START RAW DATA
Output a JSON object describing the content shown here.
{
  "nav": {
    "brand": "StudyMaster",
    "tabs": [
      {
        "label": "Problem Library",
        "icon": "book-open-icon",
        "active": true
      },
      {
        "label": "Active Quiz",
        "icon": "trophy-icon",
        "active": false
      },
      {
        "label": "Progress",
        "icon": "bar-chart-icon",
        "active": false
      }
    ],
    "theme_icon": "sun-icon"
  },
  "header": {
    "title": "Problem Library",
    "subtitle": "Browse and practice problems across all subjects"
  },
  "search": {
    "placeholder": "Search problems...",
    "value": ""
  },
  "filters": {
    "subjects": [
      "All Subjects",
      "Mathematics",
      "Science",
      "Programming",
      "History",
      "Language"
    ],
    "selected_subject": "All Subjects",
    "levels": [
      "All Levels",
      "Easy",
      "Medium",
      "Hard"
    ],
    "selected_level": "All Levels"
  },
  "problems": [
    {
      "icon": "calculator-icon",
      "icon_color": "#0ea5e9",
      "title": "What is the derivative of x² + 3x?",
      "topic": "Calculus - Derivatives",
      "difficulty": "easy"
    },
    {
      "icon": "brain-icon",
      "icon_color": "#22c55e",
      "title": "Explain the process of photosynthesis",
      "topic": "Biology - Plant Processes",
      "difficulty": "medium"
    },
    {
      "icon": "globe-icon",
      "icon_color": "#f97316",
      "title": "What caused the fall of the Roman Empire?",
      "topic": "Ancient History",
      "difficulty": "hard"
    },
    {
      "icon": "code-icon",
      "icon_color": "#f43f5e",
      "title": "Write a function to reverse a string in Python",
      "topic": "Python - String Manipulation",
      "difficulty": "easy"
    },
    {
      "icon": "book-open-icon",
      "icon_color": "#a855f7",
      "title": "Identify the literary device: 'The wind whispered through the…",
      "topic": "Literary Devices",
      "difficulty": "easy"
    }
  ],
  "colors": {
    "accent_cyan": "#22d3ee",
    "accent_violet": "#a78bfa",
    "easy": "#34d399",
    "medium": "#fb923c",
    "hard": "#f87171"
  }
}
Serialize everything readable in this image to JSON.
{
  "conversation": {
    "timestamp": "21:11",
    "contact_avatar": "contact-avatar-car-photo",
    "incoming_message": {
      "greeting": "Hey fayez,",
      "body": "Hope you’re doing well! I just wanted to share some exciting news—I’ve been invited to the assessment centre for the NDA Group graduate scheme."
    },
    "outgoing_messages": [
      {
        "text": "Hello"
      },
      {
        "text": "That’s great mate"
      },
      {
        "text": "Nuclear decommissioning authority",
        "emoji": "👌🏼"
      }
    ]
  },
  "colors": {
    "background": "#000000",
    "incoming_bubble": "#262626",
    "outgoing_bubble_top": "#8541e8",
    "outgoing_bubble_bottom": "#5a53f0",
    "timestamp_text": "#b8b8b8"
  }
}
END RAW DATA
### WHAT YOU ARE ASKED TO DO
Lines containing the string "label" should be counted; reply with their number and nothing more.

### TASK OUTPUT
3